(Given request)
Could you give the data below again, exactly and completely?

(Dataset listings of figures)

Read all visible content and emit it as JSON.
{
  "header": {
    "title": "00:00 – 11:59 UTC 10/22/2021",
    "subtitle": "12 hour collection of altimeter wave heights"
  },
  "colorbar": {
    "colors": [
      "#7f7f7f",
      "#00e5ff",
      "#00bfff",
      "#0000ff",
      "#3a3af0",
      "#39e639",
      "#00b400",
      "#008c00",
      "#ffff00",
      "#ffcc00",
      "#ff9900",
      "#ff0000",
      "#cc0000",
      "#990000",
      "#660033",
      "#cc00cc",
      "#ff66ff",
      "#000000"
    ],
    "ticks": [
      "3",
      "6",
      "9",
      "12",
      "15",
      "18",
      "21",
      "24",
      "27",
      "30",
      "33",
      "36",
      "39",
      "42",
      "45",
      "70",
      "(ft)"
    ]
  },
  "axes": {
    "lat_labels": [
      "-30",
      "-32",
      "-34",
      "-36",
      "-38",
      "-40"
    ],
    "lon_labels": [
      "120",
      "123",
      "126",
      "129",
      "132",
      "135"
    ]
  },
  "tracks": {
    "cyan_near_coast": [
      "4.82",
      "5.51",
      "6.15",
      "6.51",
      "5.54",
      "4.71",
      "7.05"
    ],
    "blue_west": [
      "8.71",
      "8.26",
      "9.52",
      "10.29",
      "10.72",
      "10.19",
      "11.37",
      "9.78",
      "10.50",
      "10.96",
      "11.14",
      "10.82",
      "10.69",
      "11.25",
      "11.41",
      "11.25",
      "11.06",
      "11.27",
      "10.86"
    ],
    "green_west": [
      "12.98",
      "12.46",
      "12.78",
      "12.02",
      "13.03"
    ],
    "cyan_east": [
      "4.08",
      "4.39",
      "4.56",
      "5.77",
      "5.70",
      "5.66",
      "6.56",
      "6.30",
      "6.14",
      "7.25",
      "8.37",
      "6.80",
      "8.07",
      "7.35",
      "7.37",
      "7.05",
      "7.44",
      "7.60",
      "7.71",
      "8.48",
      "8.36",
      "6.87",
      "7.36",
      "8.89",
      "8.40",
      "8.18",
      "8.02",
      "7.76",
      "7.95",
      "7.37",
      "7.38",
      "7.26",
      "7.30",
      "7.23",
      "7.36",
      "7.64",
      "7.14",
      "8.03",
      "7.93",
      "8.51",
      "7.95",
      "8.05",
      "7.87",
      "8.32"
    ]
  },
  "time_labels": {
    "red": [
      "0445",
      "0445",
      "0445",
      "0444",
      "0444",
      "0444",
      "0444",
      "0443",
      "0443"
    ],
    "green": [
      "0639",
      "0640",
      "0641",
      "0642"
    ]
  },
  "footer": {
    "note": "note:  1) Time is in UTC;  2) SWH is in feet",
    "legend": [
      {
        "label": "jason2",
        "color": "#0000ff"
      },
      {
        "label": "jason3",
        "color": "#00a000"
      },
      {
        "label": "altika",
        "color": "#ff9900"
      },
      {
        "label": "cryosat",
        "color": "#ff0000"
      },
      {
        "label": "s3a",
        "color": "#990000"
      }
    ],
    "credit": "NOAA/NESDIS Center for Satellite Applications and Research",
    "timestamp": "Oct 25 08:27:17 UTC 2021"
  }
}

(Full answer)
Read all visible content and emit it as JSON.
{
  "header": {
    "title": "00:00 – 11:59 UTC 10/22/2021",
    "subtitle": "12 hour collection of altimeter wave heights"
  },
  "colorbar": {
    "colors": [
      "#7f7f7f",
      "#00e5ff",
      "#00bfff",
      "#0000ff",
      "#3a3af0",
      "#39e639",
      "#00b400",
      "#008c00",
      "#ffff00",
      "#ffcc00",
      "#ff9900",
      "#ff0000",
      "#cc0000",
      "#990000",
      "#660033",
      "#cc00cc",
      "#ff66ff",
      "#000000"
    ],
    "ticks": [
      "3",
      "6",
      "9",
      "12",
      "15",
      "18",
      "21",
      "24",
      "27",
      "30",
      "33",
      "36",
      "39",
      "42",
      "45",
      "70",
      "(ft)"
    ]
  },
  "axes": {
    "lat_labels": [
      "-30",
      "-32",
      "-34",
      "-36",
      "-38",
      "-40"
    ],
    "lon_labels": [
      "120",
      "123",
      "126",
      "129",
      "132",
      "135"
    ]
  },
  "tracks": {
    "cyan_near_coast": [
      "4.82",
      "5.51",
      "6.15",
      "6.51",
      "5.54",
      "4.71",
      "7.05"
    ],
    "blue_west": [
      "8.71",
      "8.26",
      "9.52",
      "10.29",
      "10.72",
      "10.19",
      "11.37",
      "9.78",
      "10.50",
      "10.96",
      "11.14",
      "10.82",
      "10.69",
      "11.25",
      "11.41",
      "11.25",
      "11.06",
      "11.27",
      "10.86"
    ],
    "green_west": [
      "12.98",
      "12.46",
      "12.78",
      "12.02",
      "13.03"
    ],
    "cyan_east": [
      "4.08",
      "4.39",
      "4.56",
      "5.77",
      "5.70",
      "5.66",
      "6.56",
      "6.30",
      "6.14",
      "7.25",
      "8.37",
      "6.80",
      "8.07",
      "7.35",
      "7.37",
      "7.05",
      "7.44",
      "7.60",
      "7.71",
      "8.48",
      "8.36",
      "6.87",
      "7.36",
      "8.89",
      "8.40",
      "8.18",
      "8.02",
      "7.76",
      "7.95",
      "7.37",
      "7.38",
      "7.26",
      "7.30",
      "7.23",
      "7.36",
      "7.64",
      "7.14",
      "8.03",
      "7.93",
      "8.51",
      "7.95",
      "8.05",
      "7.87",
      "8.32"
    ]
  },
  "time_labels": {
    "red": [
      "0445",
      "0445",
      "0445",
      "0444",
      "0444",
      "0444",
      "0444",
      "0443",
      "0443"
    ],
    "green": [
      "0639",
      "0640",
      "0641",
      "0642"
    ]
  },
  "footer": {
    "note": "note:  1) Time is in UTC;  2) SWH is in feet",
    "legend": [
      {
        "label": "jason2",
        "color": "#0000ff"
      },
      {
        "label": "jason3",
        "color": "#00a000"
      },
      {
        "label": "altika",
        "color": "#ff9900"
      },
      {
        "label": "cryosat",
        "color": "#ff0000"
      },
      {
        "label": "s3a",
        "color": "#990000"
      }
    ],
    "credit": "NOAA/NESDIS Center for Satellite Applications and Research",
    "timestamp": "Oct 25 08:27:17 UTC 2021"
  }
}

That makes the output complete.